From the records below, extract all the text exactly and leave the images behind.
——————
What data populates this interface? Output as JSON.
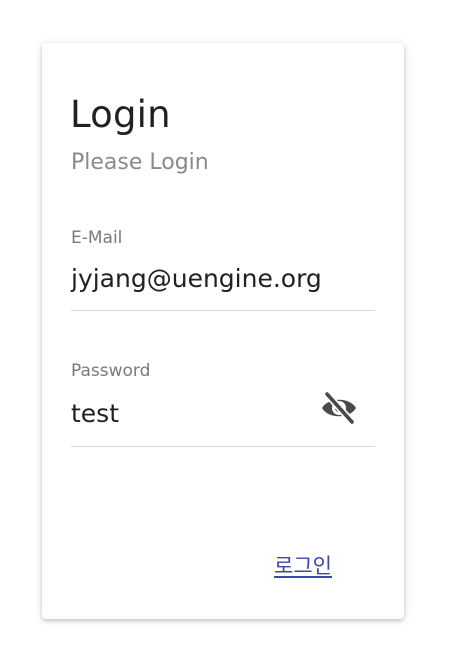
{
  "header": {
    "title": "Login",
    "subtitle": "Please Login"
  },
  "form": {
    "email": {
      "label": "E-Mail",
      "value": "jyjang@uengine.org"
    },
    "password": {
      "label": "Password",
      "value": "test",
      "toggle_icon": "eye-off-icon"
    },
    "login_label": "로그인"
  },
  "colors": {
    "link": "#3949ab",
    "label": "#7a7a7a",
    "subtitle": "#8a8a8a",
    "divider": "#d6d6d6"
  }
}
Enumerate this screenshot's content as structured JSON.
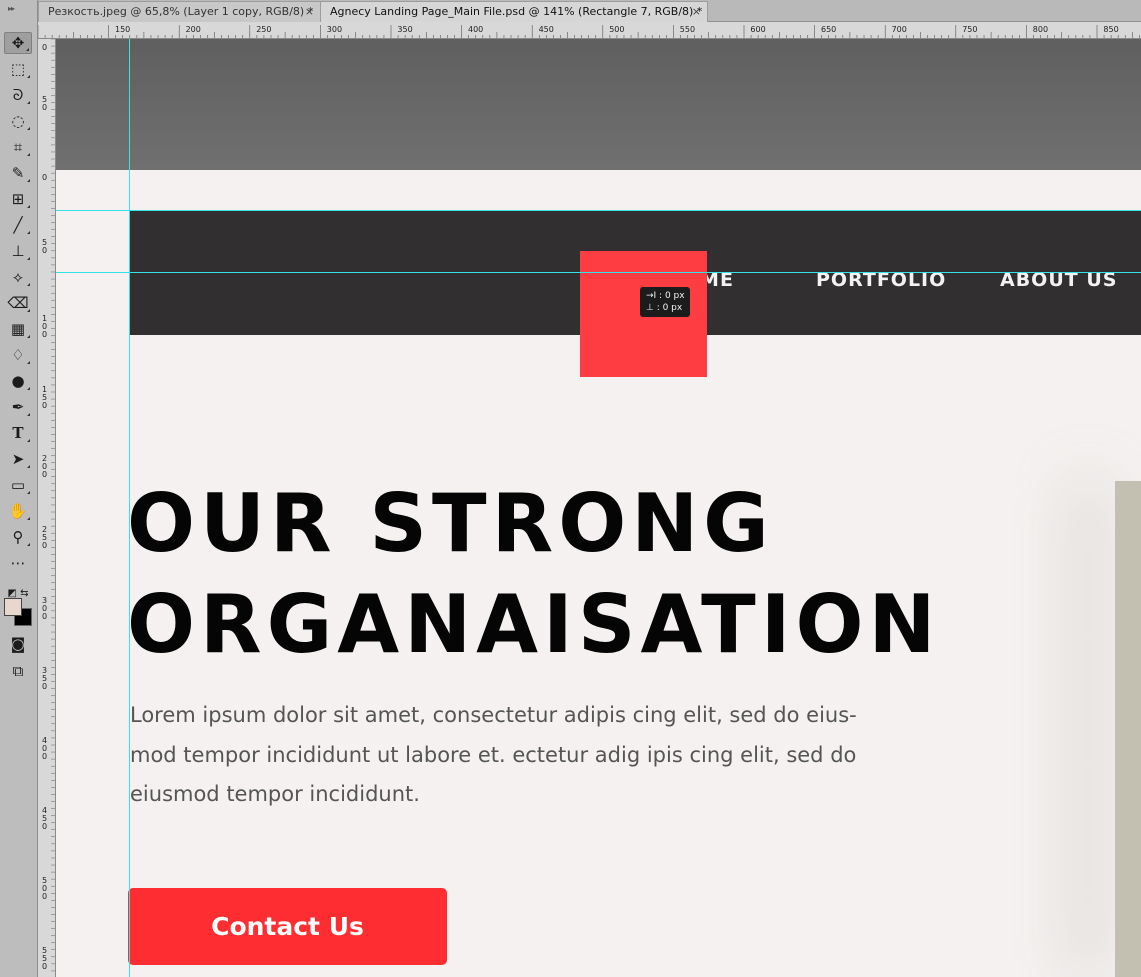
{
  "tabs": [
    {
      "label": "Резкость.jpeg @ 65,8% (Layer 1 copy, RGB/8) *",
      "close": "×",
      "active": false
    },
    {
      "label": "Agnecy Landing Page_Main File.psd @ 141% (Rectangle 7, RGB/8) *",
      "close": "×",
      "active": true
    }
  ],
  "toolbar": {
    "icons": [
      "move-tool-icon",
      "marquee-tool-icon",
      "lasso-tool-icon",
      "quick-select-tool-icon",
      "crop-tool-icon",
      "eyedropper-tool-icon",
      "frame-tool-icon",
      "brush-tool-icon",
      "stamp-tool-icon",
      "history-brush-tool-icon",
      "eraser-tool-icon",
      "gradient-tool-icon",
      "blur-tool-icon",
      "dodge-tool-icon",
      "pen-tool-icon",
      "type-tool-icon",
      "path-select-tool-icon",
      "rectangle-tool-icon",
      "hand-tool-icon",
      "zoom-tool-icon",
      "more-tools-icon"
    ],
    "glyphs": [
      "✥",
      "⬚",
      "ᘐ",
      "◌",
      "⌗",
      "✎",
      "⊞",
      "╱",
      "⊥",
      "⟡",
      "⌫",
      "▦",
      "♢",
      "●",
      "✒",
      "T",
      "➤",
      "▭",
      "✋",
      "⚲",
      "⋯"
    ],
    "type_glyph": "T",
    "foreground_color": "#e7d7cf",
    "background_color": "#000000"
  },
  "ruler_top": {
    "labels": [
      "150",
      "200",
      "250",
      "300",
      "350",
      "400",
      "450",
      "500",
      "550",
      "600",
      "650",
      "700",
      "750",
      "800",
      "850"
    ]
  },
  "ruler_left": {
    "labels": [
      "0",
      "5 0",
      "0",
      "5 0",
      "1 0 0",
      "1 5 0",
      "2 0 0",
      "2 5 0",
      "3 0 0",
      "3 5 0",
      "4 0 0",
      "4 5 0",
      "5 0 0",
      "5 5 0"
    ]
  },
  "page": {
    "colors": {
      "accent": "#fd3d41",
      "button": "#fe2d31",
      "nav_bg": "#312f30",
      "page_bg": "#f4f1f0",
      "guide": "#35e2e8"
    },
    "nav": [
      "HOME",
      "PORTFOLIO",
      "ABOUT US"
    ],
    "tooltip": {
      "line1": "→I : 0 px",
      "line2": "⊥ : 0 px"
    },
    "headline": [
      "OUR STRONG",
      "ORGANAISATION"
    ],
    "paragraph_lines": [
      "Lorem ipsum dolor sit amet, consectetur adipis cing elit, sed do eius-",
      "mod tempor incididunt  ut labore et. ectetur adig ipis cing elit, sed do",
      "eiusmod tempor incididunt."
    ],
    "cta": "Contact Us"
  }
}
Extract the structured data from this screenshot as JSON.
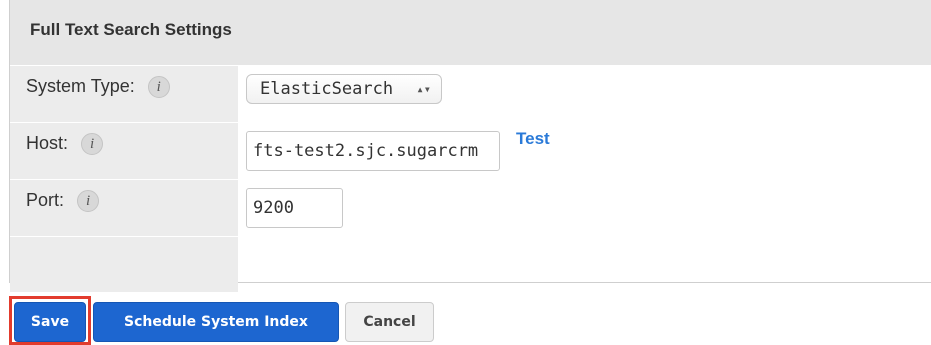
{
  "panel": {
    "title": "Full Text Search Settings",
    "fields": {
      "system_type": {
        "label": "System Type:",
        "info_icon": "info-icon",
        "value": "ElasticSearch",
        "arrows": "▴▾"
      },
      "host": {
        "label": "Host:",
        "info_icon": "info-icon",
        "value": "fts-test2.sjc.sugarcrm",
        "link": "Test"
      },
      "port": {
        "label": "Port:",
        "info_icon": "info-icon",
        "value": "9200"
      }
    },
    "info_glyph": "i"
  },
  "buttons": {
    "save": "Save",
    "schedule": "Schedule System Index",
    "cancel": "Cancel"
  },
  "colors": {
    "primary": "#1d66d0",
    "link": "#2a7ad8",
    "highlight": "#e23b2d"
  }
}
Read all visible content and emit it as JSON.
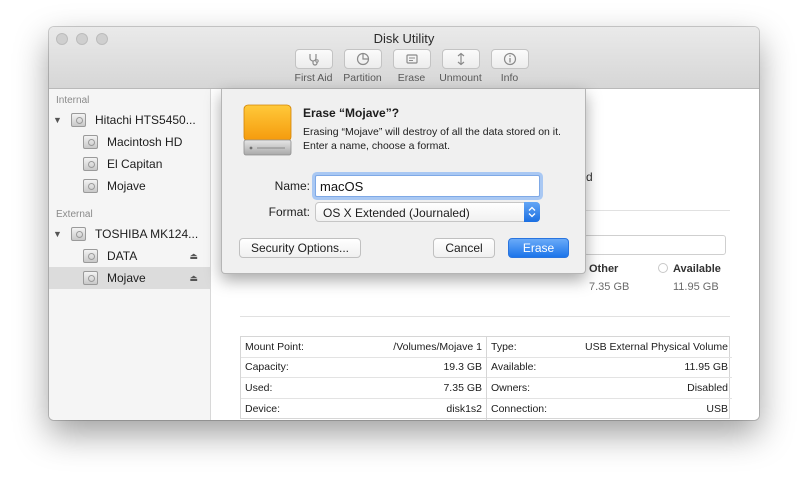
{
  "window": {
    "title": "Disk Utility"
  },
  "toolbar": {
    "items": [
      {
        "label": "First Aid",
        "icon": "stethoscope-icon"
      },
      {
        "label": "Partition",
        "icon": "pie-icon"
      },
      {
        "label": "Erase",
        "icon": "eraser-icon"
      },
      {
        "label": "Unmount",
        "icon": "unmount-icon"
      },
      {
        "label": "Info",
        "icon": "info-icon"
      }
    ]
  },
  "sidebar": {
    "internal_header": "Internal",
    "external_header": "External",
    "internal": [
      {
        "label": "Hitachi HTS5450...",
        "level": 0
      },
      {
        "label": "Macintosh HD",
        "level": 1
      },
      {
        "label": "El Capitan",
        "level": 1
      },
      {
        "label": "Mojave",
        "level": 1
      }
    ],
    "external": [
      {
        "label": "TOSHIBA MK124...",
        "level": 0
      },
      {
        "label": "DATA",
        "level": 1
      },
      {
        "label": "Mojave",
        "level": 1,
        "selected": true
      }
    ]
  },
  "main": {
    "partial_d": "d",
    "other_label": "Other",
    "other_value": "7.35 GB",
    "available_label": "Available",
    "available_value": "11.95 GB"
  },
  "info": {
    "left": [
      {
        "key": "Mount Point:",
        "value": "/Volumes/Mojave 1"
      },
      {
        "key": "Capacity:",
        "value": "19.3 GB"
      },
      {
        "key": "Used:",
        "value": "7.35 GB"
      },
      {
        "key": "Device:",
        "value": "disk1s2"
      }
    ],
    "right": [
      {
        "key": "Type:",
        "value": "USB External Physical Volume"
      },
      {
        "key": "Available:",
        "value": "11.95 GB"
      },
      {
        "key": "Owners:",
        "value": "Disabled"
      },
      {
        "key": "Connection:",
        "value": "USB"
      }
    ]
  },
  "sheet": {
    "title": "Erase “Mojave”?",
    "description": "Erasing “Mojave” will destroy of all the data stored on it. Enter a name, choose a format.",
    "name_label": "Name:",
    "name_value": "macOS",
    "format_label": "Format:",
    "format_value": "OS X Extended (Journaled)",
    "security_button": "Security Options...",
    "cancel_button": "Cancel",
    "erase_button": "Erase",
    "accent": "#1c74ea"
  }
}
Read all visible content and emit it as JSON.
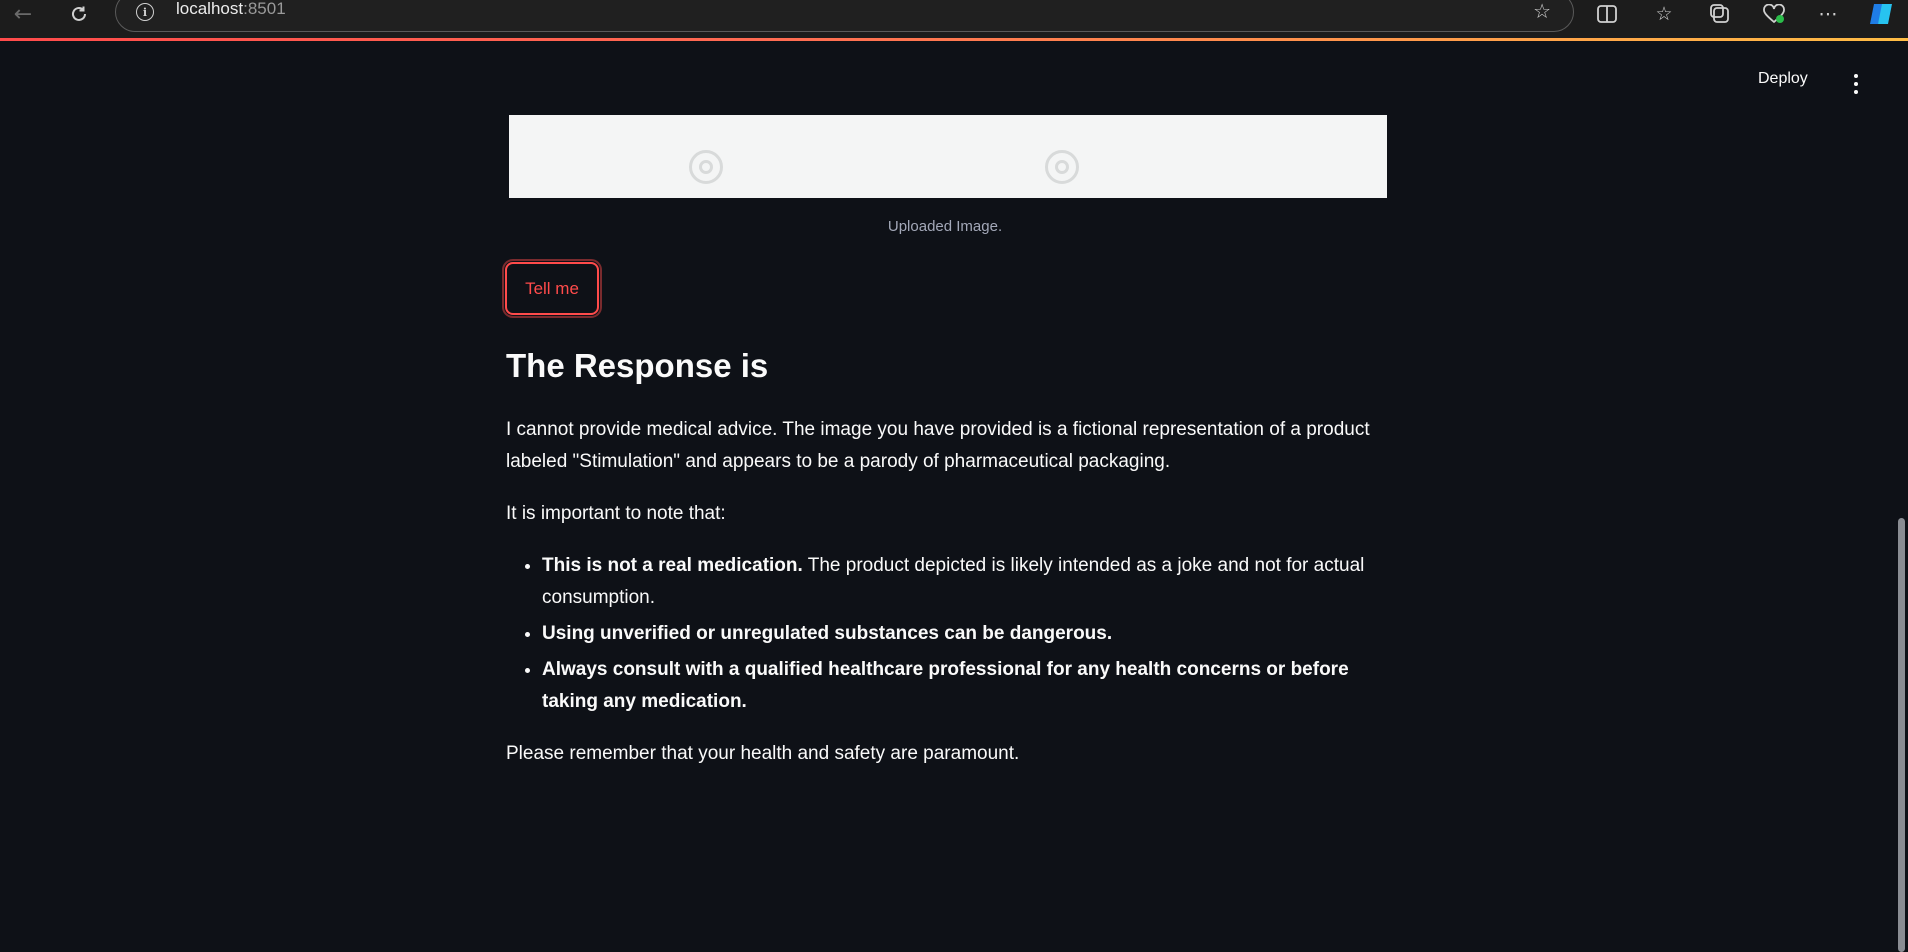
——————
● Full response
What data populates this interface? Output as JSON.
{
  "header": {
    "title": "Login",
    "subtitle": "Please Login"
  },
  "form": {
    "email": {
      "label": "E-Mail",
      "value": "jyjang@uengine.org"
    },
    "password": {
      "label": "Password",
      "value": "test",
      "toggle_icon": "eye-off-icon"
    },
    "login_label": "로그인"
  },
  "colors": {
    "link": "#3949ab",
    "label": "#7a7a7a",
    "subtitle": "#8a8a8a",
    "divider": "#d6d6d6"
  }
}
Enumerate this screenshot's content as structured JSON.
{
  "tabs": [
    {
      "label": "Резкость.jpeg @ 65,8% (Layer 1 copy, RGB/8) *",
      "close": "×",
      "active": false
    },
    {
      "label": "Agnecy Landing Page_Main File.psd @ 141% (Rectangle 7, RGB/8) *",
      "close": "×",
      "active": true
    }
  ],
  "toolbar": {
    "icons": [
      "move-tool-icon",
      "marquee-tool-icon",
      "lasso-tool-icon",
      "quick-select-tool-icon",
      "crop-tool-icon",
      "eyedropper-tool-icon",
      "frame-tool-icon",
      "brush-tool-icon",
      "stamp-tool-icon",
      "history-brush-tool-icon",
      "eraser-tool-icon",
      "gradient-tool-icon",
      "blur-tool-icon",
      "dodge-tool-icon",
      "pen-tool-icon",
      "type-tool-icon",
      "path-select-tool-icon",
      "rectangle-tool-icon",
      "hand-tool-icon",
      "zoom-tool-icon",
      "more-tools-icon"
    ],
    "glyphs": [
      "✥",
      "⬚",
      "ᘐ",
      "◌",
      "⌗",
      "✎",
      "⊞",
      "╱",
      "⊥",
      "⟡",
      "⌫",
      "▦",
      "♢",
      "●",
      "✒",
      "T",
      "➤",
      "▭",
      "✋",
      "⚲",
      "⋯"
    ],
    "type_glyph": "T",
    "foreground_color": "#e7d7cf",
    "background_color": "#000000"
  },
  "ruler_top": {
    "labels": [
      "150",
      "200",
      "250",
      "300",
      "350",
      "400",
      "450",
      "500",
      "550",
      "600",
      "650",
      "700",
      "750",
      "800",
      "850"
    ]
  },
  "ruler_left": {
    "labels": [
      "0",
      "5 0",
      "0",
      "5 0",
      "1 0 0",
      "1 5 0",
      "2 0 0",
      "2 5 0",
      "3 0 0",
      "3 5 0",
      "4 0 0",
      "4 5 0",
      "5 0 0",
      "5 5 0"
    ]
  },
  "page": {
    "colors": {
      "accent": "#fd3d41",
      "button": "#fe2d31",
      "nav_bg": "#312f30",
      "page_bg": "#f4f1f0",
      "guide": "#35e2e8"
    },
    "nav": [
      "HOME",
      "PORTFOLIO",
      "ABOUT US"
    ],
    "tooltip": {
      "line1": "→I : 0 px",
      "line2": "⊥ : 0 px"
    },
    "headline": [
      "OUR STRONG",
      "ORGANAISATION"
    ],
    "paragraph_lines": [
      "Lorem ipsum dolor sit amet, consectetur adipis cing elit, sed do eius-",
      "mod tempor incididunt  ut labore et. ectetur adig ipis cing elit, sed do",
      "eiusmod tempor incididunt."
    ],
    "cta": "Contact Us"
  }
}
Extract the structured data from this screenshot as JSON.
{
  "panel": {
    "title": "Full Text Search Settings",
    "fields": {
      "system_type": {
        "label": "System Type:",
        "info_icon": "info-icon",
        "value": "ElasticSearch",
        "arrows": "▴▾"
      },
      "host": {
        "label": "Host:",
        "info_icon": "info-icon",
        "value": "fts-test2.sjc.sugarcrm",
        "link": "Test"
      },
      "port": {
        "label": "Port:",
        "info_icon": "info-icon",
        "value": "9200"
      }
    },
    "info_glyph": "i"
  },
  "buttons": {
    "save": "Save",
    "schedule": "Schedule System Index",
    "cancel": "Cancel"
  },
  "colors": {
    "primary": "#1d66d0",
    "link": "#2a7ad8",
    "highlight": "#e23b2d"
  }
}
Read all visible content and emit it as JSON.
{
  "window": {
    "title": "Disk Utility"
  },
  "toolbar": {
    "items": [
      {
        "label": "First Aid",
        "icon": "stethoscope-icon"
      },
      {
        "label": "Partition",
        "icon": "pie-icon"
      },
      {
        "label": "Erase",
        "icon": "eraser-icon"
      },
      {
        "label": "Unmount",
        "icon": "unmount-icon"
      },
      {
        "label": "Info",
        "icon": "info-icon"
      }
    ]
  },
  "sidebar": {
    "internal_header": "Internal",
    "external_header": "External",
    "internal": [
      {
        "label": "Hitachi HTS5450...",
        "level": 0
      },
      {
        "label": "Macintosh HD",
        "level": 1
      },
      {
        "label": "El Capitan",
        "level": 1
      },
      {
        "label": "Mojave",
        "level": 1
      }
    ],
    "external": [
      {
        "label": "TOSHIBA MK124...",
        "level": 0
      },
      {
        "label": "DATA",
        "level": 1
      },
      {
        "label": "Mojave",
        "level": 1,
        "selected": true
      }
    ]
  },
  "main": {
    "partial_d": "d",
    "other_label": "Other",
    "other_value": "7.35 GB",
    "available_label": "Available",
    "available_value": "11.95 GB"
  },
  "info": {
    "left": [
      {
        "key": "Mount Point:",
        "value": "/Volumes/Mojave 1"
      },
      {
        "key": "Capacity:",
        "value": "19.3 GB"
      },
      {
        "key": "Used:",
        "value": "7.35 GB"
      },
      {
        "key": "Device:",
        "value": "disk1s2"
      }
    ],
    "right": [
      {
        "key": "Type:",
        "value": "USB External Physical Volume"
      },
      {
        "key": "Available:",
        "value": "11.95 GB"
      },
      {
        "key": "Owners:",
        "value": "Disabled"
      },
      {
        "key": "Connection:",
        "value": "USB"
      }
    ]
  },
  "sheet": {
    "title": "Erase “Mojave”?",
    "description": "Erasing “Mojave” will destroy of all the data stored on it. Enter a name, choose a format.",
    "name_label": "Name:",
    "name_value": "macOS",
    "format_label": "Format:",
    "format_value": "OS X Extended (Journaled)",
    "security_button": "Security Options...",
    "cancel_button": "Cancel",
    "erase_button": "Erase",
    "accent": "#1c74ea"
  }
}
Read all visible content and emit it as JSON.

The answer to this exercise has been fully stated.